_CONSEGNE_
1. Secondo il brano sul sistema sanitario e gli anziani, per conto di quale società Stefano Volpato e alcuni colleghi hanno pubblicato il loro editoriale?
2. Riprendi il brano sul sistema sanitario e gli anziani e proseguilo a partire dall'ultima frase riportata.
====== BRANO DA LEGGERE
Il Sistema sanitario non ha saputo proteggere gli anziani

Stefano Volpato, geriatra di Unife, analizza le fragilità della sanità

di Marco Bresadola

All’inizio della pandemia, quando ancora l’infezione da Covid-19 sembrava non fosse sbarcata in Italia, da più parti si sosteneva che il nostro Paese sarebbe stato al sicuro anche per l’efficienza del suo sistema sanitario, considerato tra i migliori al mondo. Purtroppo le cose sono andate molto diversamente e siamo stati tra i più colpiti sia in termini di contagi sia di morti.

I limiti dimostrati dal sistema sanitario italiano in questo frangente sono discussi in un editoriale pubblicato in un’importante rivista internazionale dal professore di geriatria dell’Università di Ferrara Stefano Volpato e da alcuni suoi colleghi per conto della Società italiana di geriatria.

Questi limiti sono stati soprattutto di tre tipi:

  • la scarsità di posti letto, in particolare nei reparti di terapia intensiva, che si sono dimostrati del tutto insufficienti per affrontare la prima ondata epidemica;
  • il numero limitato di tamponi eseguiti sul personale di assistenza e cura, che in caso di positività asintomatica al virus potrebbe aver favorito il contagio;
  • la debolezza delle strutture di assistenza agli anziani in alcune regioni come la Lombardia, che potrebbe aver ritardato il riconoscimento dei casi positivi e quindi favorito la diffusione del contagio tra la popolazione più fragile.
============
====== INSIEME DI DATI
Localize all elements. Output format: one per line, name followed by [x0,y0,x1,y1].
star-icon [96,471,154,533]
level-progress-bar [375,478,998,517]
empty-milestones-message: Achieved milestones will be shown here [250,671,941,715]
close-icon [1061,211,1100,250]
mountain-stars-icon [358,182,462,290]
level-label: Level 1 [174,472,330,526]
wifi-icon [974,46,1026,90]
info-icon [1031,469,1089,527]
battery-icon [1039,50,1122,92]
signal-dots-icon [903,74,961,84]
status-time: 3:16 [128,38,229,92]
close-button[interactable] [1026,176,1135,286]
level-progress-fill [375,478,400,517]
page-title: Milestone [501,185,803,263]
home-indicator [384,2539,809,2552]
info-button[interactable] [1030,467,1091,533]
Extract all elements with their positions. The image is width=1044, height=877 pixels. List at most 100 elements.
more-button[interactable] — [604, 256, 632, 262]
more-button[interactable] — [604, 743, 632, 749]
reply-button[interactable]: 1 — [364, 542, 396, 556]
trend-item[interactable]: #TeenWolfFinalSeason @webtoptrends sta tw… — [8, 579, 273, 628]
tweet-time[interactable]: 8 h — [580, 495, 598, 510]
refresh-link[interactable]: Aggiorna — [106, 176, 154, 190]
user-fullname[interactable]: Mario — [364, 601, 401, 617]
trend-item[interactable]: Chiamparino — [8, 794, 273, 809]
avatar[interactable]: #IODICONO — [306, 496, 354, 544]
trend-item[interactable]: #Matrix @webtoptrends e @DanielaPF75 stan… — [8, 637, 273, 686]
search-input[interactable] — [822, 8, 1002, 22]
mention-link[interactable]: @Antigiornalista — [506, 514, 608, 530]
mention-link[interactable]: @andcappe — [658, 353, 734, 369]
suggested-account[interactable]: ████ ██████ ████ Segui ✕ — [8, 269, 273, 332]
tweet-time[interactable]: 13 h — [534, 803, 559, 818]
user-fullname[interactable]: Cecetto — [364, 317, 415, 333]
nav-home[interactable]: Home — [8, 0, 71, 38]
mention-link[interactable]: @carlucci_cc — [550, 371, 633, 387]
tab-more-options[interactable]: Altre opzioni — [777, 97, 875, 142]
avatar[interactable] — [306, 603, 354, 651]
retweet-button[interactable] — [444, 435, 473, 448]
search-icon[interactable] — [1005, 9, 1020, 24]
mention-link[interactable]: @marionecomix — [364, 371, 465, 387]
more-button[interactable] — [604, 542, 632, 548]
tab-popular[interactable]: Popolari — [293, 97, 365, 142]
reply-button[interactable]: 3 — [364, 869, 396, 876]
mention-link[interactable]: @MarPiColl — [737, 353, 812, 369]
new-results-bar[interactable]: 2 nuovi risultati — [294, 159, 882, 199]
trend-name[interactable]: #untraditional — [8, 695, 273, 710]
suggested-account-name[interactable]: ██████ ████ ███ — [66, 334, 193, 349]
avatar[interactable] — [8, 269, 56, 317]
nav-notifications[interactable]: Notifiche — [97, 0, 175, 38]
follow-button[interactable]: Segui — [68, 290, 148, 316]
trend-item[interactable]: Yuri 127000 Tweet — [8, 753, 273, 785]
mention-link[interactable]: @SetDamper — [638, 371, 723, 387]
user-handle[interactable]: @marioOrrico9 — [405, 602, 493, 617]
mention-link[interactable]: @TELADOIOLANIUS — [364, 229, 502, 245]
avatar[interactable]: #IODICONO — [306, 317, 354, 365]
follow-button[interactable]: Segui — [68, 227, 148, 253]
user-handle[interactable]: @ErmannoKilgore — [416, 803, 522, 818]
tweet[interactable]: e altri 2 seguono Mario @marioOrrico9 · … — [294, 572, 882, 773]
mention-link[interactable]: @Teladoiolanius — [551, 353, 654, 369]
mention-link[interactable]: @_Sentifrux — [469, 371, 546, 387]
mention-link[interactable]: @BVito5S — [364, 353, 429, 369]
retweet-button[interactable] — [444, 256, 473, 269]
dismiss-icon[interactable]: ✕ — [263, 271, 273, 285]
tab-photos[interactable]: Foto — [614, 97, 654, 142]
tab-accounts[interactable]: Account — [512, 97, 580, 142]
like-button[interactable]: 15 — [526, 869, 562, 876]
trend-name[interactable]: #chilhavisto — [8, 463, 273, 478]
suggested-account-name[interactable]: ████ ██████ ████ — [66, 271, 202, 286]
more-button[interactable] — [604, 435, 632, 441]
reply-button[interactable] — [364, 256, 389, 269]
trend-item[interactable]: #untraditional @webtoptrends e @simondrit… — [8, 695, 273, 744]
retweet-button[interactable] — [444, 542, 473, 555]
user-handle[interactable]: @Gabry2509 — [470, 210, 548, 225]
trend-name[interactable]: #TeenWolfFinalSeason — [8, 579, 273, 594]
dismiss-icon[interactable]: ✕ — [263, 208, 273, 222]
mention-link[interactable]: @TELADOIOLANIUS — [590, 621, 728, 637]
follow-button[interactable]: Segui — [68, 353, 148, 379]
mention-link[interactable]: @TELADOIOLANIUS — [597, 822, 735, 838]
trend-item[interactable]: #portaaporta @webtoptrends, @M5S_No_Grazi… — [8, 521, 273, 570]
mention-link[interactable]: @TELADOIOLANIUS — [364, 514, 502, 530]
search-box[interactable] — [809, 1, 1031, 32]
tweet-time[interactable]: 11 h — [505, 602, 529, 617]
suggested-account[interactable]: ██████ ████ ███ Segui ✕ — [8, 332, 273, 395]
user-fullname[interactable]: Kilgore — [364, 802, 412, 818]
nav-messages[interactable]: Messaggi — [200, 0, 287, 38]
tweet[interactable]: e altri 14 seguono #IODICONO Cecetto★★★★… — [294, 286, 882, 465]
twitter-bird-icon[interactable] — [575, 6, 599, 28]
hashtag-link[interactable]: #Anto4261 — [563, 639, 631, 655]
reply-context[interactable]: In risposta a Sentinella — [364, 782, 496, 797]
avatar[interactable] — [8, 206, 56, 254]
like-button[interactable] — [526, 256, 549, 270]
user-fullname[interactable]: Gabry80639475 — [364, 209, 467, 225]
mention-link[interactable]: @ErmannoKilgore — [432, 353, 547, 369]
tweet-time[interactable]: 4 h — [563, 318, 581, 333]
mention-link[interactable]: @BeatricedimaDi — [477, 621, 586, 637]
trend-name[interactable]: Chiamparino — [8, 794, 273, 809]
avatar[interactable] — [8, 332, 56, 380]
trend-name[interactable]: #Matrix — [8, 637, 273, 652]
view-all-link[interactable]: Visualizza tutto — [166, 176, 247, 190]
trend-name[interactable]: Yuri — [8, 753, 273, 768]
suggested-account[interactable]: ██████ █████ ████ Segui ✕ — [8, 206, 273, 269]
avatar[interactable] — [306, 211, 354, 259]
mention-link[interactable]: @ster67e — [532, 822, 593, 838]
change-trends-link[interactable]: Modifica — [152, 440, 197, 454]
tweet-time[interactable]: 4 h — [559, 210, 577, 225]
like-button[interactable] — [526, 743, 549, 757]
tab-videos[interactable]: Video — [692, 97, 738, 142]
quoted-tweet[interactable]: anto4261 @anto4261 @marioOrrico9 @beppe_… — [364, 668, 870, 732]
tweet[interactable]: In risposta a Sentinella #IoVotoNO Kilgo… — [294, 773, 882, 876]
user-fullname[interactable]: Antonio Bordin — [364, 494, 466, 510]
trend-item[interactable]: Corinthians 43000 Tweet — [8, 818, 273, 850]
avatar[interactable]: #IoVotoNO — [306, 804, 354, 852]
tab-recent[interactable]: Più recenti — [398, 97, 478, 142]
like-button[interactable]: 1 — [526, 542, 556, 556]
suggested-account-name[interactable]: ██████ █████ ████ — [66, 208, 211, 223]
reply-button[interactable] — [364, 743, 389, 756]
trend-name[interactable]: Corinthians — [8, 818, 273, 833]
============
_SOLUZIONI DEGLI ESERCIZI_
1. Per conto della Società italiana di geriatria.

2.
Secondo Volpato e colleghi, occorre fare tesoro di questa esperienza per migliorare il nostro sistema sanitario, ad esempio aumentando la capacità di assistenza delle strutture ospedaliere e predisponendo dei protocolli di emergenza contro la diffusione del contagio nelle strutture dedicate agli anziani.

Non sappiamo ancora se questa malattia colpisca di più gli anziani rispetto ai giovani, ma siamo certi che gli anziani sono quelli che hanno avuto le conseguenze più gravi.